● Your goal: Copy every line of the listing exactly.

● Data entries:
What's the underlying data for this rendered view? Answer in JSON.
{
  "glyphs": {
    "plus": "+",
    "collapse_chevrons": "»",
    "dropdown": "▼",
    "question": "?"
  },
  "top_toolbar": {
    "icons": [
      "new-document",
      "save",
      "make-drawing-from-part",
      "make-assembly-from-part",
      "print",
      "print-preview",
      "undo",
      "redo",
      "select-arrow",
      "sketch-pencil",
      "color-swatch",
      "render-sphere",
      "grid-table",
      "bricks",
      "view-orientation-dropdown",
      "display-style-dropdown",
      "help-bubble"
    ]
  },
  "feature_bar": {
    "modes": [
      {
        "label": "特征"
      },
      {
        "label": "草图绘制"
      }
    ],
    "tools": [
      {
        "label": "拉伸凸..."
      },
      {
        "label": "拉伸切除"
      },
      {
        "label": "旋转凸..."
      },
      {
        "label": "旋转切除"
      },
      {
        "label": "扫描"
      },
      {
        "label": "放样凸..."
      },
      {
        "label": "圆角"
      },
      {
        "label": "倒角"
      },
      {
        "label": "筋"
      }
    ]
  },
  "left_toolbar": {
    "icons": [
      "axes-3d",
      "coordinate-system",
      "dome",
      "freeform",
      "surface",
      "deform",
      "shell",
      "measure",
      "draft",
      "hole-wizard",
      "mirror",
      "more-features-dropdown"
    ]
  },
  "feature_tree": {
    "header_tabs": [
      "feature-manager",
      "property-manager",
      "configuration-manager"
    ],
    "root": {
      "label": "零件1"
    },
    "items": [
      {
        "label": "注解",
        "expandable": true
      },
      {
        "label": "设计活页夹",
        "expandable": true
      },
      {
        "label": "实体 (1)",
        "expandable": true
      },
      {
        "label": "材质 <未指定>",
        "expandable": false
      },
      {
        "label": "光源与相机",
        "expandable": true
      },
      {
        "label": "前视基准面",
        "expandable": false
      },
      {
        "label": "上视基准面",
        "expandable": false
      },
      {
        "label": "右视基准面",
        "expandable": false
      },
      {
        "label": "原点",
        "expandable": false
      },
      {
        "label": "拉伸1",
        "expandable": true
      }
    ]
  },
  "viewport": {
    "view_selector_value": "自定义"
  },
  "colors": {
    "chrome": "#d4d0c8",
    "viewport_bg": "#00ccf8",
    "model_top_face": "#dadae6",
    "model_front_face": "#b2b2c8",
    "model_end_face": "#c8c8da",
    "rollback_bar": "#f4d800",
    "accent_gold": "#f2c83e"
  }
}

● Exercise answer:
What's the underlying data for this rendered view? Answer in JSON.
{
  "glyphs": {
    "plus": "+",
    "collapse_chevrons": "»",
    "dropdown": "▼",
    "question": "?"
  },
  "top_toolbar": {
    "icons": [
      "new-document",
      "save",
      "make-drawing-from-part",
      "make-assembly-from-part",
      "print",
      "print-preview",
      "undo",
      "redo",
      "select-arrow",
      "sketch-pencil",
      "color-swatch",
      "render-sphere",
      "grid-table",
      "bricks",
      "view-orientation-dropdown",
      "display-style-dropdown",
      "help-bubble"
    ]
  },
  "feature_bar": {
    "modes": [
      {
        "label": "特征"
      },
      {
        "label": "草图绘制"
      }
    ],
    "tools": [
      {
        "label": "拉伸凸..."
      },
      {
        "label": "拉伸切除"
      },
      {
        "label": "旋转凸..."
      },
      {
        "label": "旋转切除"
      },
      {
        "label": "扫描"
      },
      {
        "label": "放样凸..."
      },
      {
        "label": "圆角"
      },
      {
        "label": "倒角"
      },
      {
        "label": "筋"
      }
    ]
  },
  "left_toolbar": {
    "icons": [
      "axes-3d",
      "coordinate-system",
      "dome",
      "freeform",
      "surface",
      "deform",
      "shell",
      "measure",
      "draft",
      "hole-wizard",
      "mirror",
      "more-features-dropdown"
    ]
  },
  "feature_tree": {
    "header_tabs": [
      "feature-manager",
      "property-manager",
      "configuration-manager"
    ],
    "root": {
      "label": "零件1"
    },
    "items": [
      {
        "label": "注解",
        "expandable": true
      },
      {
        "label": "设计活页夹",
        "expandable": true
      },
      {
        "label": "实体 (1)",
        "expandable": true
      },
      {
        "label": "材质 <未指定>",
        "expandable": false
      },
      {
        "label": "光源与相机",
        "expandable": true
      },
      {
        "label": "前视基准面",
        "expandable": false
      },
      {
        "label": "上视基准面",
        "expandable": false
      },
      {
        "label": "右视基准面",
        "expandable": false
      },
      {
        "label": "原点",
        "expandable": false
      },
      {
        "label": "拉伸1",
        "expandable": true
      }
    ]
  },
  "viewport": {
    "view_selector_value": "自定义"
  },
  "colors": {
    "chrome": "#d4d0c8",
    "viewport_bg": "#00ccf8",
    "model_top_face": "#dadae6",
    "model_front_face": "#b2b2c8",
    "model_end_face": "#c8c8da",
    "rollback_bar": "#f4d800",
    "accent_gold": "#f2c83e"
  }
}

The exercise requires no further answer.